- [Data entries]:

────────

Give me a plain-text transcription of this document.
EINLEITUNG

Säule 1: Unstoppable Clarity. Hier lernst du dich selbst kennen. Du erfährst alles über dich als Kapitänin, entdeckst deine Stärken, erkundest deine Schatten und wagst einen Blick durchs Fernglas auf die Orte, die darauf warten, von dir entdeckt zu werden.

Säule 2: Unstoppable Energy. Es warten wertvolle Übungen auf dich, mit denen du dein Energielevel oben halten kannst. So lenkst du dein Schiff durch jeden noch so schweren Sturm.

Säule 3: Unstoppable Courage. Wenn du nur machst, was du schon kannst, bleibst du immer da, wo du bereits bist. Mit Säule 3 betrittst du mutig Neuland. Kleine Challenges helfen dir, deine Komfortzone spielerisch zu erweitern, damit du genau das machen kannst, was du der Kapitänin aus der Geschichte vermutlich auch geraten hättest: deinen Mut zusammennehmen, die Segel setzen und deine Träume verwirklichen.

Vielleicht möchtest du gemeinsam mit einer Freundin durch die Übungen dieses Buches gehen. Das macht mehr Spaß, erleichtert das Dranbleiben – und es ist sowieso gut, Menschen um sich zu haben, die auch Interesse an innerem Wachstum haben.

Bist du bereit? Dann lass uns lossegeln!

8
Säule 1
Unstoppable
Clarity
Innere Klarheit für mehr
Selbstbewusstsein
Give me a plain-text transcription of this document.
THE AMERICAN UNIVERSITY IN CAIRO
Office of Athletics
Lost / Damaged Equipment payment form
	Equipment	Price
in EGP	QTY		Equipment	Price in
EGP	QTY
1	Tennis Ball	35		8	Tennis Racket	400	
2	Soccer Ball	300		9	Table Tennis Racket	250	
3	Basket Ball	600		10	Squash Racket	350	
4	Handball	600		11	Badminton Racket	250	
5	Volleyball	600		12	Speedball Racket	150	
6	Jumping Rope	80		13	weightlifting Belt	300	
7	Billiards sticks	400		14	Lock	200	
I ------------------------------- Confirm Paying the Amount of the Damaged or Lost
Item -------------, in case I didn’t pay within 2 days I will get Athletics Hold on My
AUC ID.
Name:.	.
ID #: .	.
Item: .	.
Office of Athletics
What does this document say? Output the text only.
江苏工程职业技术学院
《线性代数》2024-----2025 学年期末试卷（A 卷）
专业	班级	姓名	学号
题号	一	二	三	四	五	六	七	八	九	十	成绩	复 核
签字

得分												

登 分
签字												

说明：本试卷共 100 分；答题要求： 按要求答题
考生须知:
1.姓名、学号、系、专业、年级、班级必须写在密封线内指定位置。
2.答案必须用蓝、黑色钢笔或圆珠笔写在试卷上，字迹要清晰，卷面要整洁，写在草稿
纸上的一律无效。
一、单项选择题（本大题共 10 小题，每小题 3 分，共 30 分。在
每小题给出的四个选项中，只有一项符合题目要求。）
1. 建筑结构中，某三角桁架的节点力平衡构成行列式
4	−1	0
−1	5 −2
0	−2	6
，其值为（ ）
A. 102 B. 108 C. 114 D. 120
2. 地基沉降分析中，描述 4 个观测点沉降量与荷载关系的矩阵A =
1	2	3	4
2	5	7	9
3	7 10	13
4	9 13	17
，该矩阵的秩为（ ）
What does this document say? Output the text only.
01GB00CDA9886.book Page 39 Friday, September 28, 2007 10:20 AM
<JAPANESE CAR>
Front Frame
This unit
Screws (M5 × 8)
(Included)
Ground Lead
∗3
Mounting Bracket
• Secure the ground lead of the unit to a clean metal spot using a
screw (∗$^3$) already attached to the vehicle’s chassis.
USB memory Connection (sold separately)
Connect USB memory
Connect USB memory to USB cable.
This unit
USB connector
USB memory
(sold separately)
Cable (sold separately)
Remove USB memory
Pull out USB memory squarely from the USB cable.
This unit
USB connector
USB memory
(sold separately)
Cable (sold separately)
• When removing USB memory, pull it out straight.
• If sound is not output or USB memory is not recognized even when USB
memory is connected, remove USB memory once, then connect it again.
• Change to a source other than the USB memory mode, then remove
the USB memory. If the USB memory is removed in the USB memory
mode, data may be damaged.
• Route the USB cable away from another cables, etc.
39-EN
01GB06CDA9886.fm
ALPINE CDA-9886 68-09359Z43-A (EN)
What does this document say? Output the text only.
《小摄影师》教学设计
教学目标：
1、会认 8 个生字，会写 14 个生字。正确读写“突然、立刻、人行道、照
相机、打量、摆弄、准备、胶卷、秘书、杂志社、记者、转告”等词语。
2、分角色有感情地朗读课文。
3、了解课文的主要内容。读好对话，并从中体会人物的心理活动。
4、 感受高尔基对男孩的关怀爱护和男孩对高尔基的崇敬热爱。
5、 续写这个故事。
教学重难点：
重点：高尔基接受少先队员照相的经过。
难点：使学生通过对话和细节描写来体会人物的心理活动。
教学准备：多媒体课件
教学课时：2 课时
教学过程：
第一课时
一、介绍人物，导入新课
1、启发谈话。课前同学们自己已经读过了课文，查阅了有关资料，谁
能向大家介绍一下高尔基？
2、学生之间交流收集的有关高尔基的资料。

────────

- [PROBLEM STATEMENT]:
Output all of the material, please, exactly as it stands.

- [TASK ANSWER]:
Give me a plain-text transcription of this document.
EINLEITUNG

Säule 1: Unstoppable Clarity. Hier lernst du dich selbst kennen. Du erfährst alles über dich als Kapitänin, entdeckst deine Stärken, erkundest deine Schatten und wagst einen Blick durchs Fernglas auf die Orte, die darauf warten, von dir entdeckt zu werden.

Säule 2: Unstoppable Energy. Es warten wertvolle Übungen auf dich, mit denen du dein Energielevel oben halten kannst. So lenkst du dein Schiff durch jeden noch so schweren Sturm.

Säule 3: Unstoppable Courage. Wenn du nur machst, was du schon kannst, bleibst du immer da, wo du bereits bist. Mit Säule 3 betrittst du mutig Neuland. Kleine Challenges helfen dir, deine Komfortzone spielerisch zu erweitern, damit du genau das machen kannst, was du der Kapitänin aus der Geschichte vermutlich auch geraten hättest: deinen Mut zusammennehmen, die Segel setzen und deine Träume verwirklichen.

Vielleicht möchtest du gemeinsam mit einer Freundin durch die Übungen dieses Buches gehen. Das macht mehr Spaß, erleichtert das Dranbleiben – und es ist sowieso gut, Menschen um sich zu haben, die auch Interesse an innerem Wachstum haben.

Bist du bereit? Dann lass uns lossegeln!

8
Säule 1
Unstoppable
Clarity
Innere Klarheit für mehr
Selbstbewusstsein
Give me a plain-text transcription of this document.
THE AMERICAN UNIVERSITY IN CAIRO
Office of Athletics
Lost / Damaged Equipment payment form
	Equipment	Price
in EGP	QTY		Equipment	Price in
EGP	QTY
1	Tennis Ball	35		8	Tennis Racket	400	
2	Soccer Ball	300		9	Table Tennis Racket	250	
3	Basket Ball	600		10	Squash Racket	350	
4	Handball	600		11	Badminton Racket	250	
5	Volleyball	600		12	Speedball Racket	150	
6	Jumping Rope	80		13	weightlifting Belt	300	
7	Billiards sticks	400		14	Lock	200	
I ------------------------------- Confirm Paying the Amount of the Damaged or Lost
Item -------------, in case I didn’t pay within 2 days I will get Athletics Hold on My
AUC ID.
Name:.	.
ID #: .	.
Item: .	.
Office of Athletics
What does this document say? Output the text only.
江苏工程职业技术学院
《线性代数》2024-----2025 学年期末试卷（A 卷）
专业	班级	姓名	学号
题号	一	二	三	四	五	六	七	八	九	十	成绩	复 核
签字

得分												

登 分
签字												

说明：本试卷共 100 分；答题要求： 按要求答题
考生须知:
1.姓名、学号、系、专业、年级、班级必须写在密封线内指定位置。
2.答案必须用蓝、黑色钢笔或圆珠笔写在试卷上，字迹要清晰，卷面要整洁，写在草稿
纸上的一律无效。
一、单项选择题（本大题共 10 小题，每小题 3 分，共 30 分。在
每小题给出的四个选项中，只有一项符合题目要求。）
1. 建筑结构中，某三角桁架的节点力平衡构成行列式
4	−1	0
−1	5 −2
0	−2	6
，其值为（ ）
A. 102 B. 108 C. 114 D. 120
2. 地基沉降分析中，描述 4 个观测点沉降量与荷载关系的矩阵A =
1	2	3	4
2	5	7	9
3	7 10	13
4	9 13	17
，该矩阵的秩为（ ）
What does this document say? Output the text only.
01GB00CDA9886.book Page 39 Friday, September 28, 2007 10:20 AM
<JAPANESE CAR>
Front Frame
This unit
Screws (M5 × 8)
(Included)
Ground Lead
∗3
Mounting Bracket
• Secure the ground lead of the unit to a clean metal spot using a
screw (∗$^3$) already attached to the vehicle’s chassis.
USB memory Connection (sold separately)
Connect USB memory
Connect USB memory to USB cable.
This unit
USB connector
USB memory
(sold separately)
Cable (sold separately)
Remove USB memory
Pull out USB memory squarely from the USB cable.
This unit
USB connector
USB memory
(sold separately)
Cable (sold separately)
• When removing USB memory, pull it out straight.
• If sound is not output or USB memory is not recognized even when USB
memory is connected, remove USB memory once, then connect it again.
• Change to a source other than the USB memory mode, then remove
the USB memory. If the USB memory is removed in the USB memory
mode, data may be damaged.
• Route the USB cable away from another cables, etc.
39-EN
01GB06CDA9886.fm
ALPINE CDA-9886 68-09359Z43-A (EN)
What does this document say? Output the text only.
《小摄影师》教学设计
教学目标：
1、会认 8 个生字，会写 14 个生字。正确读写“突然、立刻、人行道、照
相机、打量、摆弄、准备、胶卷、秘书、杂志社、记者、转告”等词语。
2、分角色有感情地朗读课文。
3、了解课文的主要内容。读好对话，并从中体会人物的心理活动。
4、 感受高尔基对男孩的关怀爱护和男孩对高尔基的崇敬热爱。
5、 续写这个故事。
教学重难点：
重点：高尔基接受少先队员照相的经过。
难点：使学生通过对话和细节描写来体会人物的心理活动。
教学准备：多媒体课件
教学课时：2 课时
教学过程：
第一课时
一、介绍人物，导入新课
1、启发谈话。课前同学们自己已经读过了课文，查阅了有关资料，谁
能向大家介绍一下高尔基？
2、学生之间交流收集的有关高尔基的资料。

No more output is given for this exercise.